>> BEGIN EXERCISE INPUT
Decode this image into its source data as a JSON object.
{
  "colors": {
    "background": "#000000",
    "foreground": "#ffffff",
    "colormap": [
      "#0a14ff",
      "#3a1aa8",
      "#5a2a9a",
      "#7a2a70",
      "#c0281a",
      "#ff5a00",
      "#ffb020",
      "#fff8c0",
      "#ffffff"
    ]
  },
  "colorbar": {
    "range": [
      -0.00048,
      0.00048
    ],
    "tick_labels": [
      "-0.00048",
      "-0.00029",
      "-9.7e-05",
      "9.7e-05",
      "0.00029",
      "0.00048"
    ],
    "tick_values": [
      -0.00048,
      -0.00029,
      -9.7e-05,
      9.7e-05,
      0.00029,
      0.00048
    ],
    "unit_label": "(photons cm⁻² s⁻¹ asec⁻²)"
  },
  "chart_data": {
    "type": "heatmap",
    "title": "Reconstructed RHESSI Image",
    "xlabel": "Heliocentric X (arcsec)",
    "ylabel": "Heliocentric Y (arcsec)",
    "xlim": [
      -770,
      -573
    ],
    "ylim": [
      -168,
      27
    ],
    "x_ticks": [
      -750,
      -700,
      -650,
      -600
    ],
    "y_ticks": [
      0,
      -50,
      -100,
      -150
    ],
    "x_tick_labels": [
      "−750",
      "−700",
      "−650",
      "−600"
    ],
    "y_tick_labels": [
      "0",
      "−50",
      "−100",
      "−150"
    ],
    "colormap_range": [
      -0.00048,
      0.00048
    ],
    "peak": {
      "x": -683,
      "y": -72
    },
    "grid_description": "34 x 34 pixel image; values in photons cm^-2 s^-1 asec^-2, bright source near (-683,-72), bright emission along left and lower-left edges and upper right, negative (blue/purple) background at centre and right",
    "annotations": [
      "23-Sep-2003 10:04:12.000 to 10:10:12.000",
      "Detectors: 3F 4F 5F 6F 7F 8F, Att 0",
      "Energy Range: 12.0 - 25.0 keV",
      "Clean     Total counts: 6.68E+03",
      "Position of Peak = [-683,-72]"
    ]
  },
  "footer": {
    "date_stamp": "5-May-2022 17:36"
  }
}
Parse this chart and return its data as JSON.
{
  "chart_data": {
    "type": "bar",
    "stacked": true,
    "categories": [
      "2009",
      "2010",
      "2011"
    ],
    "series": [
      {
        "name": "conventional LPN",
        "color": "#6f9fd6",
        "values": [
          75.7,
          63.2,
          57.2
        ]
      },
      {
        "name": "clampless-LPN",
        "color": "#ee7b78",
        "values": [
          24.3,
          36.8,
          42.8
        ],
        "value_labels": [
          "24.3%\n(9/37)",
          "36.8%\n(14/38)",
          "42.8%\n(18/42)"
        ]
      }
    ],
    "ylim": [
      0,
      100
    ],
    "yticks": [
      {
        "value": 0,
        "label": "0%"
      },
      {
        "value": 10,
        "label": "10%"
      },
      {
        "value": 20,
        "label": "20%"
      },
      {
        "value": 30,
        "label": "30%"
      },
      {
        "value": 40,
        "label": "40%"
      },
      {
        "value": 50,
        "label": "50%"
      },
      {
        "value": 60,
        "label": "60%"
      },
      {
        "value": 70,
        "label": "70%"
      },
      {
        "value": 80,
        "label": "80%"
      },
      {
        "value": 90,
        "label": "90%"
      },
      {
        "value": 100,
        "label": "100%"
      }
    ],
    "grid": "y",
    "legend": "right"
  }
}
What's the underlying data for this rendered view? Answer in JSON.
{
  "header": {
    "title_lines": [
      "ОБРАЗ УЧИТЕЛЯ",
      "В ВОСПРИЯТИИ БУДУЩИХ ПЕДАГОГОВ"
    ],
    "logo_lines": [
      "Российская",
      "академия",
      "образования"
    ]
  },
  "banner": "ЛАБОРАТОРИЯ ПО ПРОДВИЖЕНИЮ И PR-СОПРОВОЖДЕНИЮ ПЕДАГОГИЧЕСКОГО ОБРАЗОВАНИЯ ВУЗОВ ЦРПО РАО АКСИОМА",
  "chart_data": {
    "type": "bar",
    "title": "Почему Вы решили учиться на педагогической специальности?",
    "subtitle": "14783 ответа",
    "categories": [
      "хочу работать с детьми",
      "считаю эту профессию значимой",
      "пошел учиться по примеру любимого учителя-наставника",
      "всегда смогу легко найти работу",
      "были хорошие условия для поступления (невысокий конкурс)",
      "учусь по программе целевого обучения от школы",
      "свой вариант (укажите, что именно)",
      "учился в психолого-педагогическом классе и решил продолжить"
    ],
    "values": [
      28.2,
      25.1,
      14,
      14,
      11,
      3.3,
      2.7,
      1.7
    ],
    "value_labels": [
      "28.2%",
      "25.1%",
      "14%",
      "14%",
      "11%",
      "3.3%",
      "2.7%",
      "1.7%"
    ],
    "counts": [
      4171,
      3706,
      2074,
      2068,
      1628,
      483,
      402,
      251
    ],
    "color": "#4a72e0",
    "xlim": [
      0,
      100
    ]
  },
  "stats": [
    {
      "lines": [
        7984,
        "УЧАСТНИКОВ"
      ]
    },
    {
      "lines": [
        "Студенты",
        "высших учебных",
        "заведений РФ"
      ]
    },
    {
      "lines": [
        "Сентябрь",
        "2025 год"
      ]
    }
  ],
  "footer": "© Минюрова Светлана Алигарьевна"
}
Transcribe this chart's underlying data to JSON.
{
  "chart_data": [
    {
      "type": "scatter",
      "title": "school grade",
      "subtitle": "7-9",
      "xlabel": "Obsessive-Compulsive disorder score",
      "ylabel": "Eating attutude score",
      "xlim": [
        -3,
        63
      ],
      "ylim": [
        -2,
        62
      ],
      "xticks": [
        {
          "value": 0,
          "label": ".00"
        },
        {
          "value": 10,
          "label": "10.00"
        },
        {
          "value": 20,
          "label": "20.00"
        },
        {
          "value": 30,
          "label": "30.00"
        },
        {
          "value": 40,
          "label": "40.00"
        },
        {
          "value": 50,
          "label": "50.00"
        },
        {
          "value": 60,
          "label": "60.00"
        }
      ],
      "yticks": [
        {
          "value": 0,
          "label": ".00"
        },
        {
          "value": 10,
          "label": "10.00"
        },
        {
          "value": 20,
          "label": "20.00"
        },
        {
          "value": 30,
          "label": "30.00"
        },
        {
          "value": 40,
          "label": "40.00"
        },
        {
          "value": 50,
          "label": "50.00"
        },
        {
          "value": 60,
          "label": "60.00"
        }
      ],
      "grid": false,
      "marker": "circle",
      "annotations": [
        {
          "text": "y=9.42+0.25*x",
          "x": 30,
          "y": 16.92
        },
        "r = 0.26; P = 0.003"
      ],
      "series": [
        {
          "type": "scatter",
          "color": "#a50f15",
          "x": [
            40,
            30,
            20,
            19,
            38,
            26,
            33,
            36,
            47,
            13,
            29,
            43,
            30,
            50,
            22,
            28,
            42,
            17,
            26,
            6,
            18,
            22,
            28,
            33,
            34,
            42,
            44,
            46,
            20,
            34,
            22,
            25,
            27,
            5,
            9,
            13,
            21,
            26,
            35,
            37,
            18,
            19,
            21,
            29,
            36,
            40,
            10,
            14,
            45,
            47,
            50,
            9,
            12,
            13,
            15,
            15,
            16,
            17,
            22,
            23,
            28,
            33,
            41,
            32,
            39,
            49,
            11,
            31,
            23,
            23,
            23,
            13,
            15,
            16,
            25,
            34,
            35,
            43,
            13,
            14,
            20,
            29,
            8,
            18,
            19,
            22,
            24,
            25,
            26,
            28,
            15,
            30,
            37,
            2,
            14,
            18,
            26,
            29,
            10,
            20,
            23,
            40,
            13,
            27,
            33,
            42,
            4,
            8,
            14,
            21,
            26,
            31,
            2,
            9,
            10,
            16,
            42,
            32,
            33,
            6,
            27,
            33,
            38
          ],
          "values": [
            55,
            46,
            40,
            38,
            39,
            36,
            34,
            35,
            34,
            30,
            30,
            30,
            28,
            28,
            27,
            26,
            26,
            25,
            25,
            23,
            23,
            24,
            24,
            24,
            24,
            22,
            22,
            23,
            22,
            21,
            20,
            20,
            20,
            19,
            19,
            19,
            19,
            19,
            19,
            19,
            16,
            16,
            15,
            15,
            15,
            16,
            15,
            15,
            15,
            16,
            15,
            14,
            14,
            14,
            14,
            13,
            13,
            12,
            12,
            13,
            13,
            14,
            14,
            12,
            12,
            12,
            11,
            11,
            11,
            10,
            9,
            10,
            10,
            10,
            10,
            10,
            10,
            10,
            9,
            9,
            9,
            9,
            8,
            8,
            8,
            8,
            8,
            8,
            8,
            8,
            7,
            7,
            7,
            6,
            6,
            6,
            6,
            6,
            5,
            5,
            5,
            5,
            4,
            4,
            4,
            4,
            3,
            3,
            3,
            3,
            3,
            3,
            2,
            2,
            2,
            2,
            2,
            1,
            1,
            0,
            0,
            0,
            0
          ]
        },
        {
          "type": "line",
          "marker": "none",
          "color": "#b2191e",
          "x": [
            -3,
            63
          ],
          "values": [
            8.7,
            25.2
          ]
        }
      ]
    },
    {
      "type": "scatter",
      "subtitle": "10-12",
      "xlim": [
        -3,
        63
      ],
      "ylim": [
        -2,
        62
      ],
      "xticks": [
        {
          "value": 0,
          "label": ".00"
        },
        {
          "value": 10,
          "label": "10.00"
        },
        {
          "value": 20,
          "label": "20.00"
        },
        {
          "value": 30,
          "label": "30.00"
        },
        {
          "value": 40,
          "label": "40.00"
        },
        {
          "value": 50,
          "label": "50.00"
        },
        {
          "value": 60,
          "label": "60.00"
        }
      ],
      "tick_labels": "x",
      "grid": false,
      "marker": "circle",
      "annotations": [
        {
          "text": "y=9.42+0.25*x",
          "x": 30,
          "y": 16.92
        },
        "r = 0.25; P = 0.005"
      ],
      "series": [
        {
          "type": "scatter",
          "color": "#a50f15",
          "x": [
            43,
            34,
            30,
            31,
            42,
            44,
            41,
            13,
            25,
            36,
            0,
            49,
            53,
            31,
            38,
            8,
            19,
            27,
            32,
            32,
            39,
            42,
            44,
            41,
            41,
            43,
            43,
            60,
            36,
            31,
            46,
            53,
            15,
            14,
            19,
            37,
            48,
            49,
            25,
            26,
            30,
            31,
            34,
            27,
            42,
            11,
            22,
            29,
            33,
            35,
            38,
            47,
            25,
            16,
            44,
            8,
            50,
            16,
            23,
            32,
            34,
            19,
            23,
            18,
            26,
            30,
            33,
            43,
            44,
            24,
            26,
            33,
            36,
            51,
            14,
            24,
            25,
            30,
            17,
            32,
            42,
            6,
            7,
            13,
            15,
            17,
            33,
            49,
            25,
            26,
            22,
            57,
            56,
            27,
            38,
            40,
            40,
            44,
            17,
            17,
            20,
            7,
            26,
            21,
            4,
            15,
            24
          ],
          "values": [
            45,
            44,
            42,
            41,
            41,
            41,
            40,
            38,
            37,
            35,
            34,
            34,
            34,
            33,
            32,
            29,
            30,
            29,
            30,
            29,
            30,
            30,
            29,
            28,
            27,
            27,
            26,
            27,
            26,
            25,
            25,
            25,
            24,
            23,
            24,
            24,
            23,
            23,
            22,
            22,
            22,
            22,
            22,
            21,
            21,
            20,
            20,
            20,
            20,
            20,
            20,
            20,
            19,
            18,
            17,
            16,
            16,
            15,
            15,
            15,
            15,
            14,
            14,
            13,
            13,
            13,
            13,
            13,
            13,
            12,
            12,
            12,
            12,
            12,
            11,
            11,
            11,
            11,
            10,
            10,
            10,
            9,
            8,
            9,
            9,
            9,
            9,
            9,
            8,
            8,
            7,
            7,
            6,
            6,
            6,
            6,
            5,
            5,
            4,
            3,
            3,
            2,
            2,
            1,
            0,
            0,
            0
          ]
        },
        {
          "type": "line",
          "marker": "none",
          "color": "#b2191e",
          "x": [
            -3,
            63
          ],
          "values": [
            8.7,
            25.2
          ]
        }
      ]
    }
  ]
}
>> END EXERCISE INPUT
### [AIM]
Copy whichever lines in the listing above contain the word "asec".

### [RESPONSE]
    "unit_label": "(photons cm⁻² s⁻¹ asec⁻²)"
    "grid_description": "34 x 34 pixel image; values in photons cm^-2 s^-1 asec^-2, bright source near (-683,-72), bright emission along left and lower-left edges and upper right, negative (blue/purple) background at centre and right",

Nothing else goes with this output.